Texto de lectura
* * *

Mucho se habla del llanto de los bebés. De cómo se pueden distinguir diferentes tipos según las
necesidades puntuales (de afecto, hambre, miedo, etc) y de cómo, según van madurando y sus habilidades de comunicación se van desarrollando, esos llantos dan lugar a otras herramientas para relacionarse.
Mis dos hijos neurotípicos han seguido esos patrones. Lo cierto es que me salieron “poco llorones” ambos. Ahora, con 6 años uno y 8 la otra, esos episodios corresponden a momentos determinados de rabietas, frustración, pena o dolor. Situaciones muy concretas.
Sin embargo, con Rodrigo, mi hijo mayor el tema llantos ha sido -y sigue siendo- todo un desafío. Desde el primer momento.

Para empezar en el parto. No lloró, ni lo hizo hasta el día siguiente bien entrada la mañana. “Qué niño más bueno” -decíamos- “ha dormido del tirón y no ha llorado nada”. Entonces comenzó y no paró.
No paró por años.
Un llanto desconsolado que no sabíamos identificar. Le daba el pecho y seguía llorando. Lo cogías y seguía llorando. Constantemente. Desesperadamente.

* * *

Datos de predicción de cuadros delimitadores
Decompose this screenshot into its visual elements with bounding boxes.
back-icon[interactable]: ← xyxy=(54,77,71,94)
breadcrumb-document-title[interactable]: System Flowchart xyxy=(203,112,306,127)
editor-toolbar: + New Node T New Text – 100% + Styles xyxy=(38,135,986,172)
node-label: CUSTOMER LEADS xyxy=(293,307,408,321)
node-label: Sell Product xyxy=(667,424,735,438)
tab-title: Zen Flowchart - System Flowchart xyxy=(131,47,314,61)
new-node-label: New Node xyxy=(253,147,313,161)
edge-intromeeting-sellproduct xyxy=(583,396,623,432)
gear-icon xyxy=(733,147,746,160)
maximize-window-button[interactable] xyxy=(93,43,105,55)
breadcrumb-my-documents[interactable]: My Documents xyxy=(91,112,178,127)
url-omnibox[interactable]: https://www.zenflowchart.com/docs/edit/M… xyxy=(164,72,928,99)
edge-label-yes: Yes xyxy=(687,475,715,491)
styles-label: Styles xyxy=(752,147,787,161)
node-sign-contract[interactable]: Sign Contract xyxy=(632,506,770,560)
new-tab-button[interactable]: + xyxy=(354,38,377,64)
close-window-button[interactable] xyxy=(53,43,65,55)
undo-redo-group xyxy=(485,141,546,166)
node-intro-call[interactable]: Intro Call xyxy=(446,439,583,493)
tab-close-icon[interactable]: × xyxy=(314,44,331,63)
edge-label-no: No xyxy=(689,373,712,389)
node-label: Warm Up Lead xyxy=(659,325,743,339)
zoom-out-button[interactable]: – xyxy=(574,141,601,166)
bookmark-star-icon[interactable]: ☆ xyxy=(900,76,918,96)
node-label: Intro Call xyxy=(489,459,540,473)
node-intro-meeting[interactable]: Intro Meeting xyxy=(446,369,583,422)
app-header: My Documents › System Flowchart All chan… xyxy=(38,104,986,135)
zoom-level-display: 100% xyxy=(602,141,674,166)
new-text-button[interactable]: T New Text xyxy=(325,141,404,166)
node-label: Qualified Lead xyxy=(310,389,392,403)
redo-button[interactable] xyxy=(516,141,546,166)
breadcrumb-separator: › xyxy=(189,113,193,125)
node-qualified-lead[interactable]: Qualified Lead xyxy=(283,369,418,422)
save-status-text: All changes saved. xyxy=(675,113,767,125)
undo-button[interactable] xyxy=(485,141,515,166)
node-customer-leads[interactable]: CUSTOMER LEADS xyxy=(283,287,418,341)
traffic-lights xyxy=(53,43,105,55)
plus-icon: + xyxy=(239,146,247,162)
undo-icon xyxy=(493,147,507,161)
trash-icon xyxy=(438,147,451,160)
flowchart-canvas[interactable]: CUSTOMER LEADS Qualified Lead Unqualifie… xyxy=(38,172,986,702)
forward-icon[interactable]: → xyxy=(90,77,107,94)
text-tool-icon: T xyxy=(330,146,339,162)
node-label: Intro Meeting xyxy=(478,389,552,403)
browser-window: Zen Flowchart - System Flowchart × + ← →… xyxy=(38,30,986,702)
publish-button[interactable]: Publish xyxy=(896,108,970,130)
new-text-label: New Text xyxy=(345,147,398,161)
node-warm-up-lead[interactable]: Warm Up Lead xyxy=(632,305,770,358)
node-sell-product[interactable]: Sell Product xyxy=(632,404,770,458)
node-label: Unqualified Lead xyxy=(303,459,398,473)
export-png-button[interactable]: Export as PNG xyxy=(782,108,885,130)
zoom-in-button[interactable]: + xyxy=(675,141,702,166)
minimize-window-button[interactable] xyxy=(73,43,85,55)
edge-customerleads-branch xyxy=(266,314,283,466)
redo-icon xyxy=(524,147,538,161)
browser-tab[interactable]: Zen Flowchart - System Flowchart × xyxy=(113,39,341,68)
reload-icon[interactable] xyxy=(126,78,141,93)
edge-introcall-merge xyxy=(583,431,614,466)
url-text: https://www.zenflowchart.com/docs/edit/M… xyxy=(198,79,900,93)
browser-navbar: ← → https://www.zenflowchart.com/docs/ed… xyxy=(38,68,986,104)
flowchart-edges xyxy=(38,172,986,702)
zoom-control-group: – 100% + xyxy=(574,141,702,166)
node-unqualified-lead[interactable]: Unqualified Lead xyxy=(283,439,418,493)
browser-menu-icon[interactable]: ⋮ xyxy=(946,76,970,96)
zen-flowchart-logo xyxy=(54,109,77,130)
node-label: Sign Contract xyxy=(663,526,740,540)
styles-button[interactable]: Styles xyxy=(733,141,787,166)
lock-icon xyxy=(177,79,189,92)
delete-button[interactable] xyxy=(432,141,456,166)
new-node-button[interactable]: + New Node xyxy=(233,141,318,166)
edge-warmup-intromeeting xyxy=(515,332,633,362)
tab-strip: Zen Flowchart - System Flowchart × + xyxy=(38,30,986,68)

* * *

Tareas del ejercicio
1. ¿Qué edades tienen los dos hijos neurotípicos, según el texto?
2. Transcribe el fragmento del texto desde "Para empezar en" hasta "comenzó y no paró.", ambos incluidos.

Respuestas en orden
1. Uno tiene 6 años y la otra, 8.

2.
Para empezar en el parto. No lloró, ni lo hizo hasta el día siguiente bien entrada la mañana. “Qué niño más bueno” -decíamos- “ha dormido del tirón y no ha llorado nada”. Entonces comenzó y no paró.